-- BEGIN --

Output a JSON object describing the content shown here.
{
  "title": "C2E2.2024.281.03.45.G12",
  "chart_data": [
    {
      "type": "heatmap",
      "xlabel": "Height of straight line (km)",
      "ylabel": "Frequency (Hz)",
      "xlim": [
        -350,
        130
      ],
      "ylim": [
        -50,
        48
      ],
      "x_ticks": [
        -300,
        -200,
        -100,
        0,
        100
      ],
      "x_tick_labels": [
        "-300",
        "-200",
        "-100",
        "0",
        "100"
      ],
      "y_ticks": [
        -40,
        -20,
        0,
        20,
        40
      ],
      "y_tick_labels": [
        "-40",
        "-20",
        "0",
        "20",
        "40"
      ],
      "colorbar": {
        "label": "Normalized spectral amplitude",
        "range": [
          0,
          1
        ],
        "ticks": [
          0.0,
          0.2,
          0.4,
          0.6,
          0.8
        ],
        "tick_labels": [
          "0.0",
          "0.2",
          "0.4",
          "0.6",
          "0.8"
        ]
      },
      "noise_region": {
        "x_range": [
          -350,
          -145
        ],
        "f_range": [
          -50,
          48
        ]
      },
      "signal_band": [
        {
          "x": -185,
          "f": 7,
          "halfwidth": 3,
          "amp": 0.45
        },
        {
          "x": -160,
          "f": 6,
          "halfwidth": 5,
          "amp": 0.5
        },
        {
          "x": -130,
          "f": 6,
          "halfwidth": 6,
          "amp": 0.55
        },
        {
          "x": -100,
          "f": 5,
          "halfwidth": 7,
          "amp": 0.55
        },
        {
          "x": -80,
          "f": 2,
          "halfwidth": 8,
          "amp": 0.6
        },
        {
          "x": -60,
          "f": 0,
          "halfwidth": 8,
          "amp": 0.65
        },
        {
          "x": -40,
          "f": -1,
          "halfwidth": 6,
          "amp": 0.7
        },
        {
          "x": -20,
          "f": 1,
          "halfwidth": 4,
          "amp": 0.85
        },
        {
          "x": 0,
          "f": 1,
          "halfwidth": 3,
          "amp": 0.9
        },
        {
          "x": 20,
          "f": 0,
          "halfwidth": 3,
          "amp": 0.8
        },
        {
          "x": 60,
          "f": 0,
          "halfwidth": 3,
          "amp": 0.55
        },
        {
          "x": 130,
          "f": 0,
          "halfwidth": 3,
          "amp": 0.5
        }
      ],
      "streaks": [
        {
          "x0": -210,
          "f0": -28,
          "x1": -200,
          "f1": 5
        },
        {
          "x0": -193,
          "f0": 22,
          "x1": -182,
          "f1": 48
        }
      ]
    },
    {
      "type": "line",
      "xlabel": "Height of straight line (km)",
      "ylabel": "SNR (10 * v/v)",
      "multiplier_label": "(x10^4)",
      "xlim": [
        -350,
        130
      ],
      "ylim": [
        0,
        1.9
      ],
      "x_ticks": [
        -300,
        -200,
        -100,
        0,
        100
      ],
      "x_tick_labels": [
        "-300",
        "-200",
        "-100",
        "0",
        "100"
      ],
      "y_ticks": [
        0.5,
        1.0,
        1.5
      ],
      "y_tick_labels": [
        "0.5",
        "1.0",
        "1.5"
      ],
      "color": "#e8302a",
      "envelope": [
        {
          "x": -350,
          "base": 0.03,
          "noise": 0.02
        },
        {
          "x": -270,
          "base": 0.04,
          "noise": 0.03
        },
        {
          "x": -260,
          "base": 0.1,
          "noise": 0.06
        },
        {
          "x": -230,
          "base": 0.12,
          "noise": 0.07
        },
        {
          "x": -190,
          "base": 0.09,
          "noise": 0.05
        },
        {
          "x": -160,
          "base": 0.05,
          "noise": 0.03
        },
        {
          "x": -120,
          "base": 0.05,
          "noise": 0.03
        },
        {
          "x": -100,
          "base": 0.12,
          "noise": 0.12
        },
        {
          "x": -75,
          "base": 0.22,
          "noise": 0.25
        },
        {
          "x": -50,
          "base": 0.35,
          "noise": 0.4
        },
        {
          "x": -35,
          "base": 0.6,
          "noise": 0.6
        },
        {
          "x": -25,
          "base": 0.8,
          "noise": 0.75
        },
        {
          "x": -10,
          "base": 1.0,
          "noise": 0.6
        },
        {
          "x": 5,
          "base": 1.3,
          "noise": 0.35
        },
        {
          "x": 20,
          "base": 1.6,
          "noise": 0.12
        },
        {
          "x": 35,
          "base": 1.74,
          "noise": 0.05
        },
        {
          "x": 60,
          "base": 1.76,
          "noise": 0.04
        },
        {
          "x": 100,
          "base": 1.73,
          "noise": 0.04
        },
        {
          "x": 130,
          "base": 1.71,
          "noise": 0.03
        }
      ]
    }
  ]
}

-- END --

__EXERCISE BRIEF__
Each line above must be printed exactly as it appears.

__FULL ANSWER__
Output a JSON object describing the content shown here.
{
  "title": "C2E2.2024.281.03.45.G12",
  "chart_data": [
    {
      "type": "heatmap",
      "xlabel": "Height of straight line (km)",
      "ylabel": "Frequency (Hz)",
      "xlim": [
        -350,
        130
      ],
      "ylim": [
        -50,
        48
      ],
      "x_ticks": [
        -300,
        -200,
        -100,
        0,
        100
      ],
      "x_tick_labels": [
        "-300",
        "-200",
        "-100",
        "0",
        "100"
      ],
      "y_ticks": [
        -40,
        -20,
        0,
        20,
        40
      ],
      "y_tick_labels": [
        "-40",
        "-20",
        "0",
        "20",
        "40"
      ],
      "colorbar": {
        "label": "Normalized spectral amplitude",
        "range": [
          0,
          1
        ],
        "ticks": [
          0.0,
          0.2,
          0.4,
          0.6,
          0.8
        ],
        "tick_labels": [
          "0.0",
          "0.2",
          "0.4",
          "0.6",
          "0.8"
        ]
      },
      "noise_region": {
        "x_range": [
          -350,
          -145
        ],
        "f_range": [
          -50,
          48
        ]
      },
      "signal_band": [
        {
          "x": -185,
          "f": 7,
          "halfwidth": 3,
          "amp": 0.45
        },
        {
          "x": -160,
          "f": 6,
          "halfwidth": 5,
          "amp": 0.5
        },
        {
          "x": -130,
          "f": 6,
          "halfwidth": 6,
          "amp": 0.55
        },
        {
          "x": -100,
          "f": 5,
          "halfwidth": 7,
          "amp": 0.55
        },
        {
          "x": -80,
          "f": 2,
          "halfwidth": 8,
          "amp": 0.6
        },
        {
          "x": -60,
          "f": 0,
          "halfwidth": 8,
          "amp": 0.65
        },
        {
          "x": -40,
          "f": -1,
          "halfwidth": 6,
          "amp": 0.7
        },
        {
          "x": -20,
          "f": 1,
          "halfwidth": 4,
          "amp": 0.85
        },
        {
          "x": 0,
          "f": 1,
          "halfwidth": 3,
          "amp": 0.9
        },
        {
          "x": 20,
          "f": 0,
          "halfwidth": 3,
          "amp": 0.8
        },
        {
          "x": 60,
          "f": 0,
          "halfwidth": 3,
          "amp": 0.55
        },
        {
          "x": 130,
          "f": 0,
          "halfwidth": 3,
          "amp": 0.5
        }
      ],
      "streaks": [
        {
          "x0": -210,
          "f0": -28,
          "x1": -200,
          "f1": 5
        },
        {
          "x0": -193,
          "f0": 22,
          "x1": -182,
          "f1": 48
        }
      ]
    },
    {
      "type": "line",
      "xlabel": "Height of straight line (km)",
      "ylabel": "SNR (10 * v/v)",
      "multiplier_label": "(x10^4)",
      "xlim": [
        -350,
        130
      ],
      "ylim": [
        0,
        1.9
      ],
      "x_ticks": [
        -300,
        -200,
        -100,
        0,
        100
      ],
      "x_tick_labels": [
        "-300",
        "-200",
        "-100",
        "0",
        "100"
      ],
      "y_ticks": [
        0.5,
        1.0,
        1.5
      ],
      "y_tick_labels": [
        "0.5",
        "1.0",
        "1.5"
      ],
      "color": "#e8302a",
      "envelope": [
        {
          "x": -350,
          "base": 0.03,
          "noise": 0.02
        },
        {
          "x": -270,
          "base": 0.04,
          "noise": 0.03
        },
        {
          "x": -260,
          "base": 0.1,
          "noise": 0.06
        },
        {
          "x": -230,
          "base": 0.12,
          "noise": 0.07
        },
        {
          "x": -190,
          "base": 0.09,
          "noise": 0.05
        },
        {
          "x": -160,
          "base": 0.05,
          "noise": 0.03
        },
        {
          "x": -120,
          "base": 0.05,
          "noise": 0.03
        },
        {
          "x": -100,
          "base": 0.12,
          "noise": 0.12
        },
        {
          "x": -75,
          "base": 0.22,
          "noise": 0.25
        },
        {
          "x": -50,
          "base": 0.35,
          "noise": 0.4
        },
        {
          "x": -35,
          "base": 0.6,
          "noise": 0.6
        },
        {
          "x": -25,
          "base": 0.8,
          "noise": 0.75
        },
        {
          "x": -10,
          "base": 1.0,
          "noise": 0.6
        },
        {
          "x": 5,
          "base": 1.3,
          "noise": 0.35
        },
        {
          "x": 20,
          "base": 1.6,
          "noise": 0.12
        },
        {
          "x": 35,
          "base": 1.74,
          "noise": 0.05
        },
        {
          "x": 60,
          "base": 1.76,
          "noise": 0.04
        },
        {
          "x": 100,
          "base": 1.73,
          "noise": 0.04
        },
        {
          "x": 130,
          "base": 1.71,
          "noise": 0.03
        }
      ]
    }
  ]
}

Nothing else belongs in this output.